### [Given problem]
Quote all lines below exactly. Images stay out.
——————
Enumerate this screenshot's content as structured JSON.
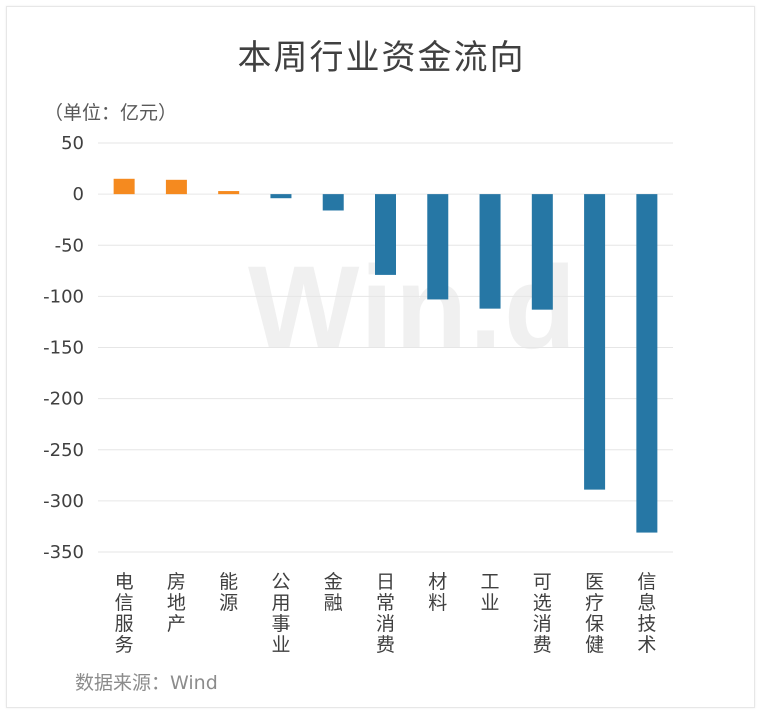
{
  "chart_data": {
    "type": "bar",
    "title": "本周行业资金流向",
    "unit_label": "（单位：亿元）",
    "source": "数据来源：Wind",
    "watermark": "Win.d",
    "categories": [
      "电信服务",
      "房地产",
      "能源",
      "公用事业",
      "金融",
      "日常消费",
      "材料",
      "工业",
      "可选消费",
      "医疗保健",
      "信息技术"
    ],
    "values": [
      15,
      14,
      3,
      -4,
      -16,
      -79,
      -103,
      -112,
      -113,
      -289,
      -331
    ],
    "ylim": [
      -350,
      50
    ],
    "yticks": [
      50,
      0,
      -50,
      -100,
      -150,
      -200,
      -250,
      -300,
      -350
    ],
    "grid": true,
    "colors": {
      "positive": "#f58a1f",
      "negative": "#2677a5",
      "grid": "#e6e6e6",
      "axis_text": "#404040",
      "category_text": "#404040"
    }
  }
}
——————
### [Task result]
Enumerate this screenshot's content as structured JSON.
{
  "chart_data": {
    "type": "bar",
    "title": "本周行业资金流向",
    "unit_label": "（单位：亿元）",
    "source": "数据来源：Wind",
    "watermark": "Win.d",
    "categories": [
      "电信服务",
      "房地产",
      "能源",
      "公用事业",
      "金融",
      "日常消费",
      "材料",
      "工业",
      "可选消费",
      "医疗保健",
      "信息技术"
    ],
    "values": [
      15,
      14,
      3,
      -4,
      -16,
      -79,
      -103,
      -112,
      -113,
      -289,
      -331
    ],
    "ylim": [
      -350,
      50
    ],
    "yticks": [
      50,
      0,
      -50,
      -100,
      -150,
      -200,
      -250,
      -300,
      -350
    ],
    "grid": true,
    "colors": {
      "positive": "#f58a1f",
      "negative": "#2677a5",
      "grid": "#e6e6e6",
      "axis_text": "#404040",
      "category_text": "#404040"
    }
  }
}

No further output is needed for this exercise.